- [GIVEN INSTRUCTION] Quote all of the entries word for word.

## BEGIN MATERIAL PROVIDED

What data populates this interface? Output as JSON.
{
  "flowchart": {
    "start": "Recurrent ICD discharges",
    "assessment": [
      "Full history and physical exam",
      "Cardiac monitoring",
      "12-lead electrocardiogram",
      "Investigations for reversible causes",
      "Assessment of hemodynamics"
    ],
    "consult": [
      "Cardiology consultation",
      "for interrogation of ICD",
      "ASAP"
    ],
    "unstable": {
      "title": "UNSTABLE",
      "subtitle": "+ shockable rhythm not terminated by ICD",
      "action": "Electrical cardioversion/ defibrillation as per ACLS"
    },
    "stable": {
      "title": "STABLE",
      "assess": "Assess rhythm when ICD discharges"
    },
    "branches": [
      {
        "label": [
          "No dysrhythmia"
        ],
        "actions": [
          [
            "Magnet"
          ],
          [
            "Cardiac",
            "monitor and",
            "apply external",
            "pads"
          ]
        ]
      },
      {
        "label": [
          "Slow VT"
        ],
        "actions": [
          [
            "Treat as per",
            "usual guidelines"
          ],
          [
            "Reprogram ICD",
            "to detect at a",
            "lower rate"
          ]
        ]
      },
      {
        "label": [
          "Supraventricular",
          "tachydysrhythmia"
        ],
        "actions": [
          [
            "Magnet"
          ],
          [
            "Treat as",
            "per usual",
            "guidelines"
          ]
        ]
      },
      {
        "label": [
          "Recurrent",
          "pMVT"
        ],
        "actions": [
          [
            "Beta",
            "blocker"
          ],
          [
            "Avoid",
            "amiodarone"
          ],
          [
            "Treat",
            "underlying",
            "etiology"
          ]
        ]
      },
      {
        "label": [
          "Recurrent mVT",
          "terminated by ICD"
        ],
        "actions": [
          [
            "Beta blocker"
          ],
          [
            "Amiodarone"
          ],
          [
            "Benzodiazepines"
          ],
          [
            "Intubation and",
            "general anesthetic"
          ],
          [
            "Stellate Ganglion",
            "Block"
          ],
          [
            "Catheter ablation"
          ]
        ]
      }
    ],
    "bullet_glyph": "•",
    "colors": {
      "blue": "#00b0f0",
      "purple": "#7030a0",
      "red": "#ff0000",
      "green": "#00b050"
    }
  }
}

## END MATERIAL PROVIDED

- [ANSWER TO THE EXERCISE]
What data populates this interface? Output as JSON.
{
  "flowchart": {
    "start": "Recurrent ICD discharges",
    "assessment": [
      "Full history and physical exam",
      "Cardiac monitoring",
      "12-lead electrocardiogram",
      "Investigations for reversible causes",
      "Assessment of hemodynamics"
    ],
    "consult": [
      "Cardiology consultation",
      "for interrogation of ICD",
      "ASAP"
    ],
    "unstable": {
      "title": "UNSTABLE",
      "subtitle": "+ shockable rhythm not terminated by ICD",
      "action": "Electrical cardioversion/ defibrillation as per ACLS"
    },
    "stable": {
      "title": "STABLE",
      "assess": "Assess rhythm when ICD discharges"
    },
    "branches": [
      {
        "label": [
          "No dysrhythmia"
        ],
        "actions": [
          [
            "Magnet"
          ],
          [
            "Cardiac",
            "monitor and",
            "apply external",
            "pads"
          ]
        ]
      },
      {
        "label": [
          "Slow VT"
        ],
        "actions": [
          [
            "Treat as per",
            "usual guidelines"
          ],
          [
            "Reprogram ICD",
            "to detect at a",
            "lower rate"
          ]
        ]
      },
      {
        "label": [
          "Supraventricular",
          "tachydysrhythmia"
        ],
        "actions": [
          [
            "Magnet"
          ],
          [
            "Treat as",
            "per usual",
            "guidelines"
          ]
        ]
      },
      {
        "label": [
          "Recurrent",
          "pMVT"
        ],
        "actions": [
          [
            "Beta",
            "blocker"
          ],
          [
            "Avoid",
            "amiodarone"
          ],
          [
            "Treat",
            "underlying",
            "etiology"
          ]
        ]
      },
      {
        "label": [
          "Recurrent mVT",
          "terminated by ICD"
        ],
        "actions": [
          [
            "Beta blocker"
          ],
          [
            "Amiodarone"
          ],
          [
            "Benzodiazepines"
          ],
          [
            "Intubation and",
            "general anesthetic"
          ],
          [
            "Stellate Ganglion",
            "Block"
          ],
          [
            "Catheter ablation"
          ]
        ]
      }
    ],
    "bullet_glyph": "•",
    "colors": {
      "blue": "#00b0f0",
      "purple": "#7030a0",
      "red": "#ff0000",
      "green": "#00b050"
    }
  }
}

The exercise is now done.